● **Task instructions**
Every entry that follows needs to be repeated exactly.

● **Source records**
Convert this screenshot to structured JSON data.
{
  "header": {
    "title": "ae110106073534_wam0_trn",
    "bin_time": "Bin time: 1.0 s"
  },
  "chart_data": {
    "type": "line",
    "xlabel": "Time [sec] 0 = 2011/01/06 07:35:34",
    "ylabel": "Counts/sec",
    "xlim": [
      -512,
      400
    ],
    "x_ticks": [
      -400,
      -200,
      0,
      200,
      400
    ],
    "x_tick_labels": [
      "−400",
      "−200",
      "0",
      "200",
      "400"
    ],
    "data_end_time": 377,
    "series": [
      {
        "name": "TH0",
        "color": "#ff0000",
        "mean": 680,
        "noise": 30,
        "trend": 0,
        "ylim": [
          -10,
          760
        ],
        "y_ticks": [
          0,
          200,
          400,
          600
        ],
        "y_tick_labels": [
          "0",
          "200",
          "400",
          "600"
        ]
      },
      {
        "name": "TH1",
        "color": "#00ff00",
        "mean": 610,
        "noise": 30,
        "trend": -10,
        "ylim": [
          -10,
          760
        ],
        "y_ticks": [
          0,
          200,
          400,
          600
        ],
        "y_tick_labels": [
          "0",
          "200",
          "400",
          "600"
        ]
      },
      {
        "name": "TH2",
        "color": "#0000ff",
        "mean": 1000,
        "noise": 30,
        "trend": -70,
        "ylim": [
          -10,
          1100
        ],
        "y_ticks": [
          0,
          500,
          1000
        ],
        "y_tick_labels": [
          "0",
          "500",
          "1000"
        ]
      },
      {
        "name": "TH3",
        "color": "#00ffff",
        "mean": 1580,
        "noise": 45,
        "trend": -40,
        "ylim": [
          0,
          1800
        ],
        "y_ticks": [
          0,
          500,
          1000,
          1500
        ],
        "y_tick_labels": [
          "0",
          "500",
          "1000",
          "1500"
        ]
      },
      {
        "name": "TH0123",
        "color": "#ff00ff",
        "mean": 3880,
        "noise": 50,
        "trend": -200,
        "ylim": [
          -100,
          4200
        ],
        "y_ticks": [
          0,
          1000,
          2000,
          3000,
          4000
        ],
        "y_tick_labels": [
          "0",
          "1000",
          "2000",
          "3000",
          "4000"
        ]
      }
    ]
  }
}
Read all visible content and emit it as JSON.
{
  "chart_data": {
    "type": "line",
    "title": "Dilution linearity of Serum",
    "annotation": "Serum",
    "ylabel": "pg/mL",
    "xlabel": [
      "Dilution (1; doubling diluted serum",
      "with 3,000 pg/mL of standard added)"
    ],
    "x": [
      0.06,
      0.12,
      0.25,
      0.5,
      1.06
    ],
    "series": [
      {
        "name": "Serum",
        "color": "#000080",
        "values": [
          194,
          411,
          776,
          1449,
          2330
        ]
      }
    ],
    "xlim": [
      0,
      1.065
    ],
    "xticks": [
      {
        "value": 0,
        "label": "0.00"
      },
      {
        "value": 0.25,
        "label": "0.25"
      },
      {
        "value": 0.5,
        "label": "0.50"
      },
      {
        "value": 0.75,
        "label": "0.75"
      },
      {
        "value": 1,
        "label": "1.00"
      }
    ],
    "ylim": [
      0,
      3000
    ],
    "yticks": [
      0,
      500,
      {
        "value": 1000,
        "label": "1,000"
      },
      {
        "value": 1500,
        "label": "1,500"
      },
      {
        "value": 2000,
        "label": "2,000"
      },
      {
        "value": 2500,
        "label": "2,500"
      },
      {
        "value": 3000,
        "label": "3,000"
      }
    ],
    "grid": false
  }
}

● **Written solution**
Convert this screenshot to structured JSON data.
{
  "header": {
    "title": "ae110106073534_wam0_trn",
    "bin_time": "Bin time: 1.0 s"
  },
  "chart_data": {
    "type": "line",
    "xlabel": "Time [sec] 0 = 2011/01/06 07:35:34",
    "ylabel": "Counts/sec",
    "xlim": [
      -512,
      400
    ],
    "x_ticks": [
      -400,
      -200,
      0,
      200,
      400
    ],
    "x_tick_labels": [
      "−400",
      "−200",
      "0",
      "200",
      "400"
    ],
    "data_end_time": 377,
    "series": [
      {
        "name": "TH0",
        "color": "#ff0000",
        "mean": 680,
        "noise": 30,
        "trend": 0,
        "ylim": [
          -10,
          760
        ],
        "y_ticks": [
          0,
          200,
          400,
          600
        ],
        "y_tick_labels": [
          "0",
          "200",
          "400",
          "600"
        ]
      },
      {
        "name": "TH1",
        "color": "#00ff00",
        "mean": 610,
        "noise": 30,
        "trend": -10,
        "ylim": [
          -10,
          760
        ],
        "y_ticks": [
          0,
          200,
          400,
          600
        ],
        "y_tick_labels": [
          "0",
          "200",
          "400",
          "600"
        ]
      },
      {
        "name": "TH2",
        "color": "#0000ff",
        "mean": 1000,
        "noise": 30,
        "trend": -70,
        "ylim": [
          -10,
          1100
        ],
        "y_ticks": [
          0,
          500,
          1000
        ],
        "y_tick_labels": [
          "0",
          "500",
          "1000"
        ]
      },
      {
        "name": "TH3",
        "color": "#00ffff",
        "mean": 1580,
        "noise": 45,
        "trend": -40,
        "ylim": [
          0,
          1800
        ],
        "y_ticks": [
          0,
          500,
          1000,
          1500
        ],
        "y_tick_labels": [
          "0",
          "500",
          "1000",
          "1500"
        ]
      },
      {
        "name": "TH0123",
        "color": "#ff00ff",
        "mean": 3880,
        "noise": 50,
        "trend": -200,
        "ylim": [
          -100,
          4200
        ],
        "y_ticks": [
          0,
          1000,
          2000,
          3000,
          4000
        ],
        "y_tick_labels": [
          "0",
          "1000",
          "2000",
          "3000",
          "4000"
        ]
      }
    ]
  }
}
Read all visible content and emit it as JSON.
{
  "chart_data": {
    "type": "line",
    "title": "Dilution linearity of Serum",
    "annotation": "Serum",
    "ylabel": "pg/mL",
    "xlabel": [
      "Dilution (1; doubling diluted serum",
      "with 3,000 pg/mL of standard added)"
    ],
    "x": [
      0.06,
      0.12,
      0.25,
      0.5,
      1.06
    ],
    "series": [
      {
        "name": "Serum",
        "color": "#000080",
        "values": [
          194,
          411,
          776,
          1449,
          2330
        ]
      }
    ],
    "xlim": [
      0,
      1.065
    ],
    "xticks": [
      {
        "value": 0,
        "label": "0.00"
      },
      {
        "value": 0.25,
        "label": "0.25"
      },
      {
        "value": 0.5,
        "label": "0.50"
      },
      {
        "value": 0.75,
        "label": "0.75"
      },
      {
        "value": 1,
        "label": "1.00"
      }
    ],
    "ylim": [
      0,
      3000
    ],
    "yticks": [
      0,
      500,
      {
        "value": 1000,
        "label": "1,000"
      },
      {
        "value": 1500,
        "label": "1,500"
      },
      {
        "value": 2000,
        "label": "2,000"
      },
      {
        "value": 2500,
        "label": "2,500"
      },
      {
        "value": 3000,
        "label": "3,000"
      }
    ],
    "grid": false
  }
}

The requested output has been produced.